• _Information shown_
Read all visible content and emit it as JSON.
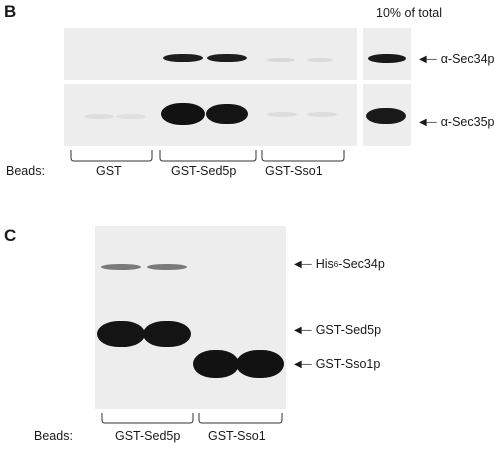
{
  "panel_b": {
    "letter": "B",
    "header": "10% of total",
    "arrows": [
      "α-Sec34p",
      "α-Sec35p"
    ],
    "beads_label": "Beads:",
    "groups": [
      "GST",
      "GST-Sed5p",
      "GST-Sso1"
    ]
  },
  "panel_c": {
    "letter": "C",
    "arrows": {
      "his_prefix": "His",
      "his_sub": "6",
      "his_suffix": "-Sec34p",
      "sed5": "GST-Sed5p",
      "sso1": "GST-Sso1p"
    },
    "beads_label": "Beads:",
    "groups": [
      "GST-Sed5p",
      "GST-Sso1"
    ]
  },
  "colors": {
    "blot_bg": "#ededed",
    "band": "#141414",
    "faint": "#9a9a9a"
  }
}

• _Objective_
From the records given above, reproduce all text exactly and exclude each picture.

• _Result_
Read all visible content and emit it as JSON.
{
  "panel_b": {
    "letter": "B",
    "header": "10% of total",
    "arrows": [
      "α-Sec34p",
      "α-Sec35p"
    ],
    "beads_label": "Beads:",
    "groups": [
      "GST",
      "GST-Sed5p",
      "GST-Sso1"
    ]
  },
  "panel_c": {
    "letter": "C",
    "arrows": {
      "his_prefix": "His",
      "his_sub": "6",
      "his_suffix": "-Sec34p",
      "sed5": "GST-Sed5p",
      "sso1": "GST-Sso1p"
    },
    "beads_label": "Beads:",
    "groups": [
      "GST-Sed5p",
      "GST-Sso1"
    ]
  },
  "colors": {
    "blot_bg": "#ededed",
    "band": "#141414",
    "faint": "#9a9a9a"
  }
}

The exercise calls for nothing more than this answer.